▶ **What you have to do**:
Only one number is expected here, namely how many lines of the entries below hold the string "Hwange".

▶ **Exercise inputs**:
──────────

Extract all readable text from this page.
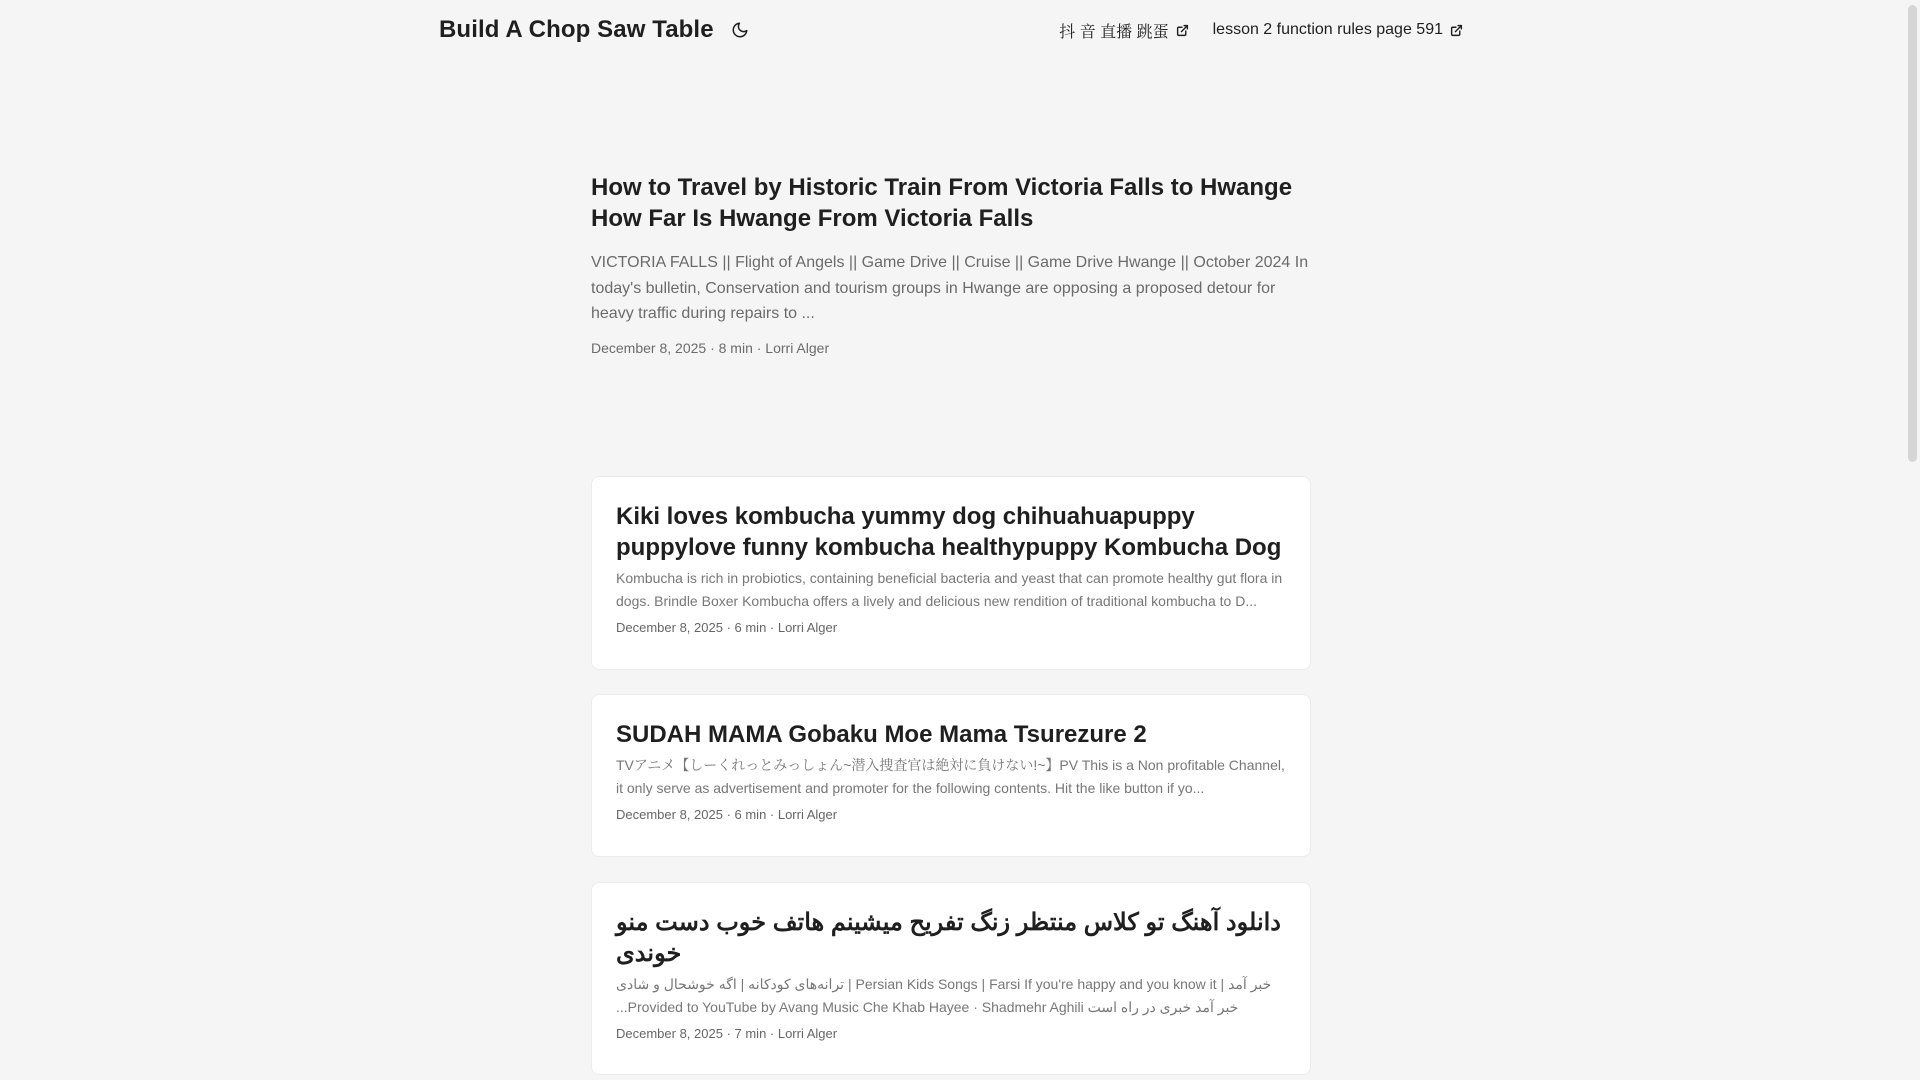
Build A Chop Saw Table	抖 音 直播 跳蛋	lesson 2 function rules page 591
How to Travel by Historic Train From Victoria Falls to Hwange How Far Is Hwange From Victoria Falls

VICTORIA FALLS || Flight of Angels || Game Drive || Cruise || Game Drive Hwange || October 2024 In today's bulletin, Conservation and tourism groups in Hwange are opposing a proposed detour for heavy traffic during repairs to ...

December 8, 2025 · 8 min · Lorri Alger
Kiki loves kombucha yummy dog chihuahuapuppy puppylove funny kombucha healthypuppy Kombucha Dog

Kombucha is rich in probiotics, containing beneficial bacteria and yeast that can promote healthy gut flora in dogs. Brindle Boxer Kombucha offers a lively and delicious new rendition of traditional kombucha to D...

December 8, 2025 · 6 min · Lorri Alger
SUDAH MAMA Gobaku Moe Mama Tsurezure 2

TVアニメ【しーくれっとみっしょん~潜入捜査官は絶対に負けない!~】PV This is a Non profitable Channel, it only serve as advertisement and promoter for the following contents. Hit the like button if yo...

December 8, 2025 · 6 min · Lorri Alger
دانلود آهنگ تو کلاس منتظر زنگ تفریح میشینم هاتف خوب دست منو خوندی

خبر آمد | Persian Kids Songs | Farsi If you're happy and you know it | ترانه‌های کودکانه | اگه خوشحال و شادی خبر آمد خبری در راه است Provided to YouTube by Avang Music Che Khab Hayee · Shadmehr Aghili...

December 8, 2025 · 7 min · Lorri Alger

──────────

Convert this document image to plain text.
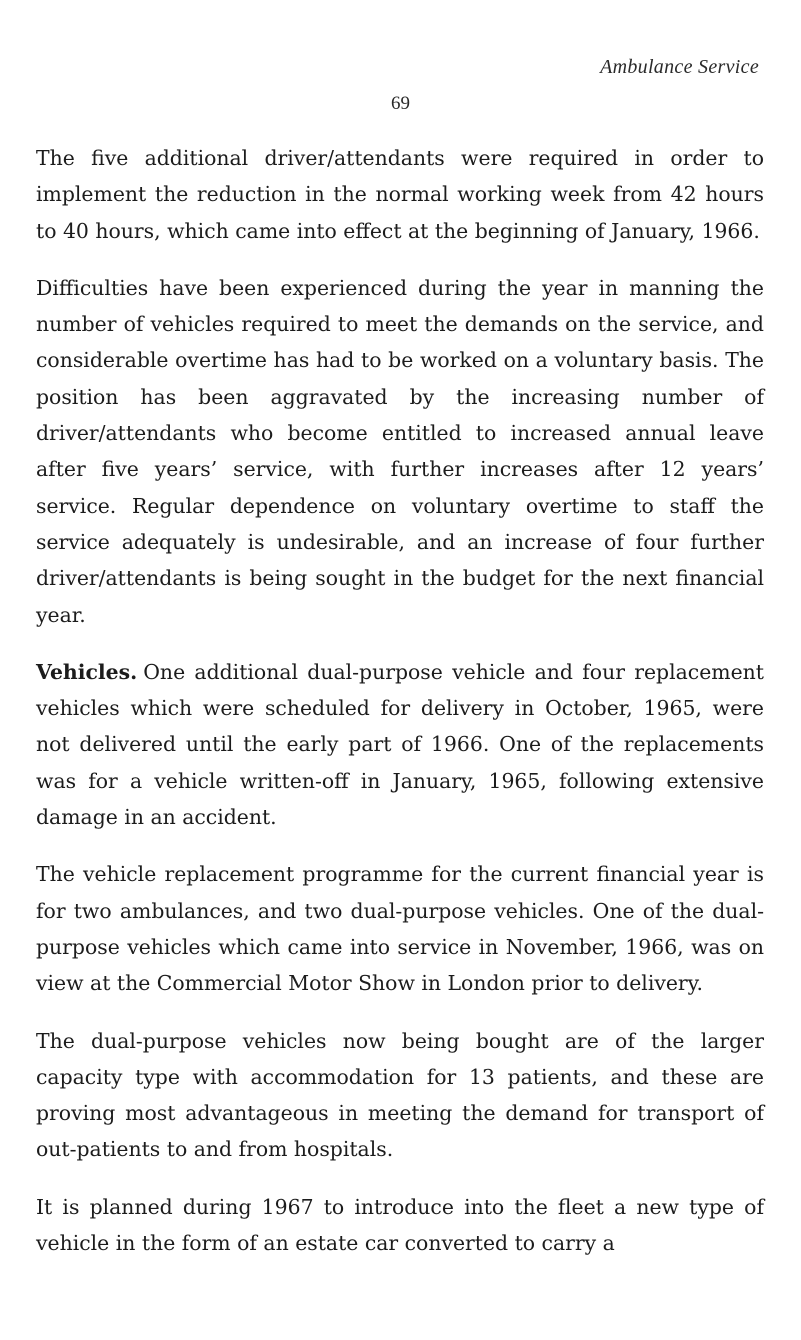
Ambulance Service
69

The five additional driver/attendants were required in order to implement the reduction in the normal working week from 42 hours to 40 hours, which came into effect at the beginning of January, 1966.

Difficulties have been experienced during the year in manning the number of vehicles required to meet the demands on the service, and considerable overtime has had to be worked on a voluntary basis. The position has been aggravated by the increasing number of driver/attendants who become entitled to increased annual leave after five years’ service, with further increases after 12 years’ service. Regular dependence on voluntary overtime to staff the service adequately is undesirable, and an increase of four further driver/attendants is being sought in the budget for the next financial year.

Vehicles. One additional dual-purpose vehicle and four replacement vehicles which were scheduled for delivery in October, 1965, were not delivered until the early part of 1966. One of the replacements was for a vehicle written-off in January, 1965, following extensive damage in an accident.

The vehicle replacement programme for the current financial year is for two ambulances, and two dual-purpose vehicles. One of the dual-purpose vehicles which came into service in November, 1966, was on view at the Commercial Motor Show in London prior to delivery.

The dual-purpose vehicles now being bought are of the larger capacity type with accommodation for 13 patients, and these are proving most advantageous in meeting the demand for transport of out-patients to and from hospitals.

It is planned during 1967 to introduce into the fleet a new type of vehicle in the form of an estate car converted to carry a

──────────

▶ **Completed exercise**:
2